BRIEF: Every line holding the string "perinatal" should be gathered.

RECORDS SUPPLIED:
________________________________________

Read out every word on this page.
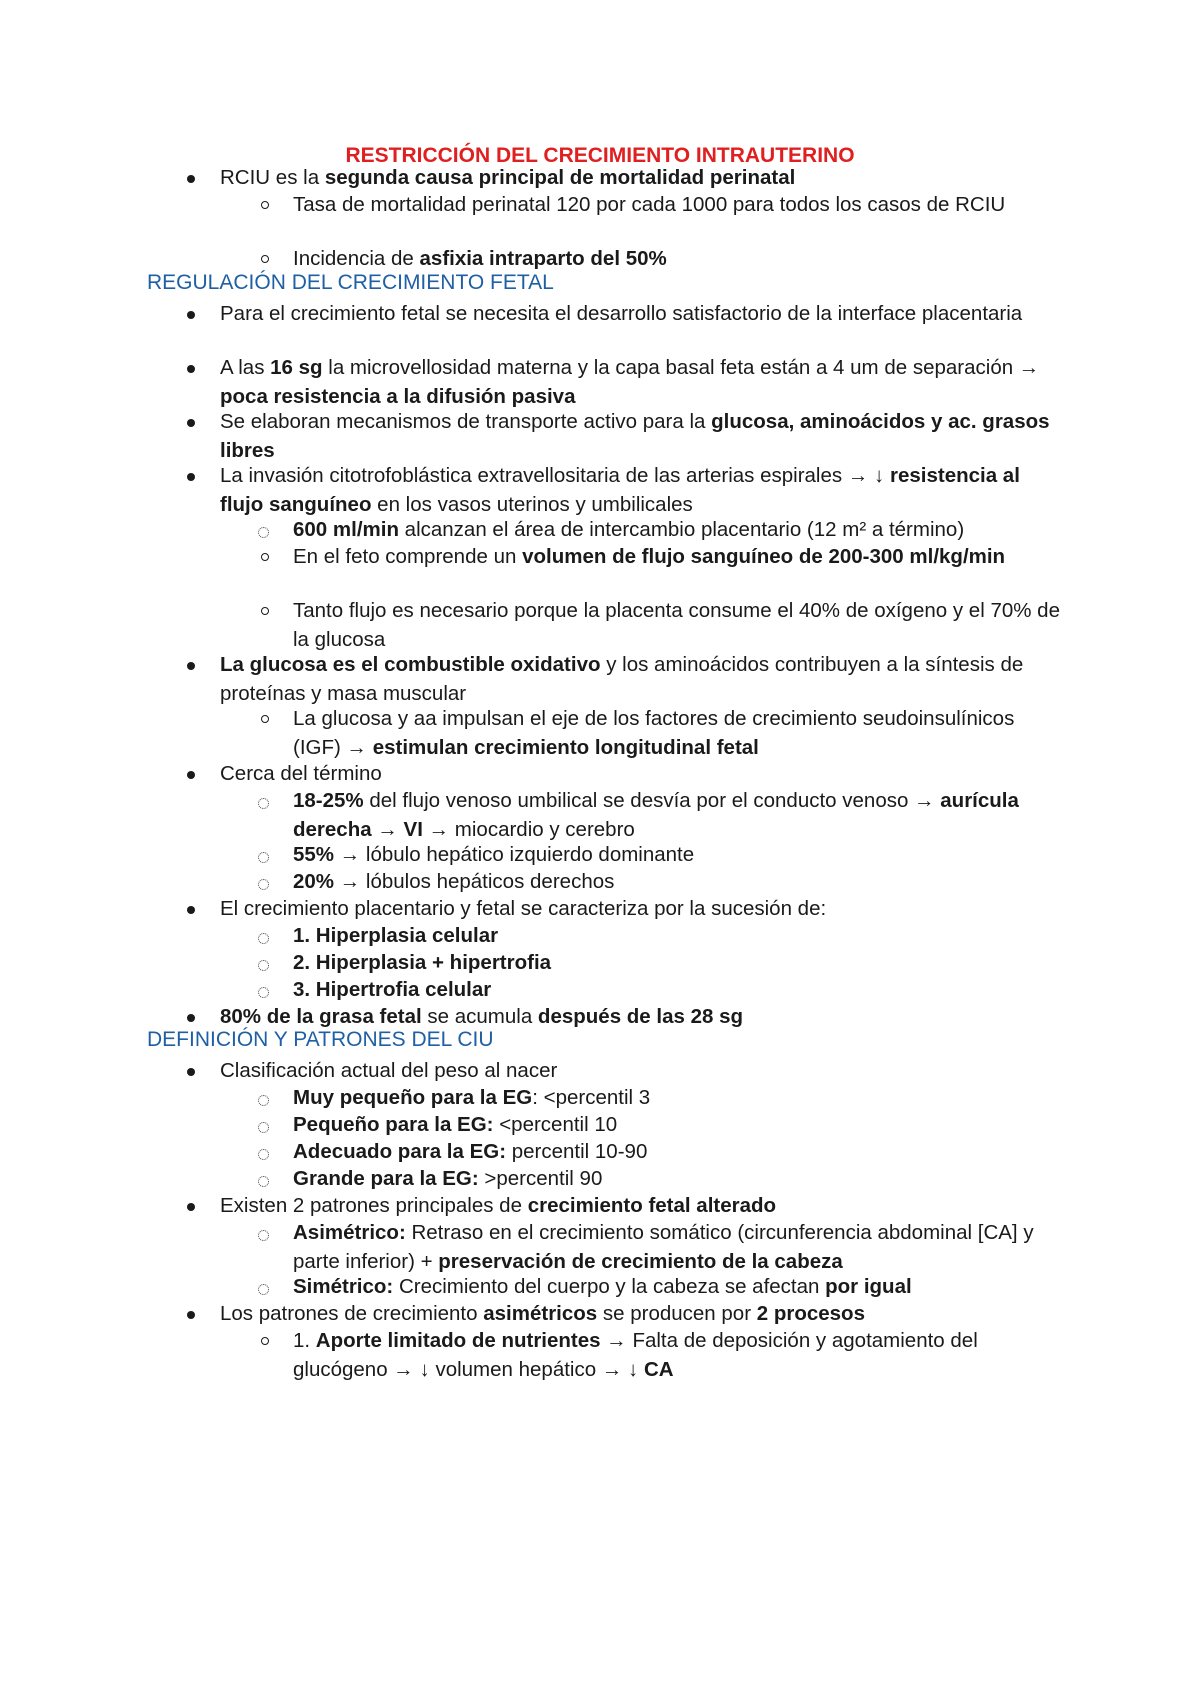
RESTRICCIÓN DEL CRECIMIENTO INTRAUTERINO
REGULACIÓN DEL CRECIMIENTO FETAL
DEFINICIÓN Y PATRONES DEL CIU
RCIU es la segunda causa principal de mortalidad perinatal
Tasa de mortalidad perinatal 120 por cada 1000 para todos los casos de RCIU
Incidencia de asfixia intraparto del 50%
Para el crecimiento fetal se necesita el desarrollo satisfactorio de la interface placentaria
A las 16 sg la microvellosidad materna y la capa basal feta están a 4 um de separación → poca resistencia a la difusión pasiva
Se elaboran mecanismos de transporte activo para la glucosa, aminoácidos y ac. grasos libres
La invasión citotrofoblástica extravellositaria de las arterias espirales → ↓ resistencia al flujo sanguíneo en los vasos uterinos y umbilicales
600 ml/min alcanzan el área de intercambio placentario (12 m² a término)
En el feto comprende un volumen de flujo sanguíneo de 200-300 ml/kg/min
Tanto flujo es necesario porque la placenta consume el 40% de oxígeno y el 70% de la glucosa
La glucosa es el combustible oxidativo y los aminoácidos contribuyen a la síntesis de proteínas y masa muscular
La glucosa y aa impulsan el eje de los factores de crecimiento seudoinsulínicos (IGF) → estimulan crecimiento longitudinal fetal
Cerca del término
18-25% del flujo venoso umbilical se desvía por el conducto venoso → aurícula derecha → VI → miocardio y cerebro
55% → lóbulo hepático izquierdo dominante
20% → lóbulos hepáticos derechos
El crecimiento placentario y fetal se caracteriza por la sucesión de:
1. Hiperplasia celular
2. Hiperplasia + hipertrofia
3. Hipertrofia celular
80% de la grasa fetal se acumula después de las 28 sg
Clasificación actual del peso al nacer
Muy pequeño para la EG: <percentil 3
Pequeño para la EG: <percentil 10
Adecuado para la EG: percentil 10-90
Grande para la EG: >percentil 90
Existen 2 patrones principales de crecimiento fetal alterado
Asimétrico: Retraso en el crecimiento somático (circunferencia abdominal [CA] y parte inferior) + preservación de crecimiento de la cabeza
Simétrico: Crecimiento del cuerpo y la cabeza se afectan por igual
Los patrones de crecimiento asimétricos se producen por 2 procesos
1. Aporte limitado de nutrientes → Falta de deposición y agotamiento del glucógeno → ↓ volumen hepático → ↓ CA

________________________________________

FINAL RESULT:
RCIU es la segunda causa principal de mortalidad perinatal
Tasa de mortalidad perinatal 120 por cada 1000 para todos los casos de RCIU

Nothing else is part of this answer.